Element region listings:
◆ ◆ ◆ ◆ ◆ ◆ ◆
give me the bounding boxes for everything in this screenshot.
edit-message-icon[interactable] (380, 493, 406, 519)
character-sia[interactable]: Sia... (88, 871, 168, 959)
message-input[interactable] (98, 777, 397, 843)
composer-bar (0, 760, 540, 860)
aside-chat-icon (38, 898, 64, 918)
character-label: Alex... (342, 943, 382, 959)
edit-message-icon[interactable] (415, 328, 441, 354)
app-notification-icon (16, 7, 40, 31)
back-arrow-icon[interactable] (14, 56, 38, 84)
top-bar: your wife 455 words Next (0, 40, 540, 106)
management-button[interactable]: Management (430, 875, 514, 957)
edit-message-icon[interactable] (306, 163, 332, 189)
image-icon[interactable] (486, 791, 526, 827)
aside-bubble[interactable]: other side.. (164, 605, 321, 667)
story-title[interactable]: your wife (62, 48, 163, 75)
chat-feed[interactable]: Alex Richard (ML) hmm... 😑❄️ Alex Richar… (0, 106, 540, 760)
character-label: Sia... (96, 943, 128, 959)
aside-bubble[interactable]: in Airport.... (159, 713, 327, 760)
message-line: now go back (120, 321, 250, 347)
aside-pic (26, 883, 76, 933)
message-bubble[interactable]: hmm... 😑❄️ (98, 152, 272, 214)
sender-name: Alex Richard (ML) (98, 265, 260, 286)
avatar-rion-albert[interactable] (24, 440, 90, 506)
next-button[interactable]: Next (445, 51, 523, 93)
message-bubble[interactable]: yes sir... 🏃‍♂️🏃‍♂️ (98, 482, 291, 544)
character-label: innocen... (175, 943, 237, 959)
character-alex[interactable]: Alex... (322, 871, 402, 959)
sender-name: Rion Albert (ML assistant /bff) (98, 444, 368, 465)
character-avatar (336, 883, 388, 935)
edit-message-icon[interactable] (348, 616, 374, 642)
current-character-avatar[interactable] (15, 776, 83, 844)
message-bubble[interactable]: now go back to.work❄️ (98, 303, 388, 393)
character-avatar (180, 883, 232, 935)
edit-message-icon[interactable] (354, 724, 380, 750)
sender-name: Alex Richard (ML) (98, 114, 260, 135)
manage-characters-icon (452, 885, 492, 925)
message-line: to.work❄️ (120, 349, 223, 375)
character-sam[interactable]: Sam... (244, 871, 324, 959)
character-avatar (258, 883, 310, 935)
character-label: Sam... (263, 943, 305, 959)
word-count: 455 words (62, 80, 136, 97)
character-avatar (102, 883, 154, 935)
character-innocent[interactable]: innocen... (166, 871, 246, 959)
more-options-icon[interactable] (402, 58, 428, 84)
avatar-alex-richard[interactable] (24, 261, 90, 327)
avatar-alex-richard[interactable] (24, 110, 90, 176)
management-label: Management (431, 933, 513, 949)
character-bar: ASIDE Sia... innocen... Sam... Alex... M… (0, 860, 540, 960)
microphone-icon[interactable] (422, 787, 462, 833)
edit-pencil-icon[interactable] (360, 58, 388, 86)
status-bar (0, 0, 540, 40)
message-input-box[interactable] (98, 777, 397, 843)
◆ ◆ ◆ ◆ ◆ ◆ ◆
■ **Written task**: Repeat the items verbatim from the very beginning through the line containing "edit-message-icon[interactable] (415, 328, 441, 354)", with both ends included.

■ **Task output**:
give me the bounding boxes for everything in this screenshot.
edit-message-icon[interactable] (380, 493, 406, 519)
character-sia[interactable]: Sia... (88, 871, 168, 959)
message-input[interactable] (98, 777, 397, 843)
composer-bar (0, 760, 540, 860)
aside-chat-icon (38, 898, 64, 918)
character-label: Alex... (342, 943, 382, 959)
edit-message-icon[interactable] (415, 328, 441, 354)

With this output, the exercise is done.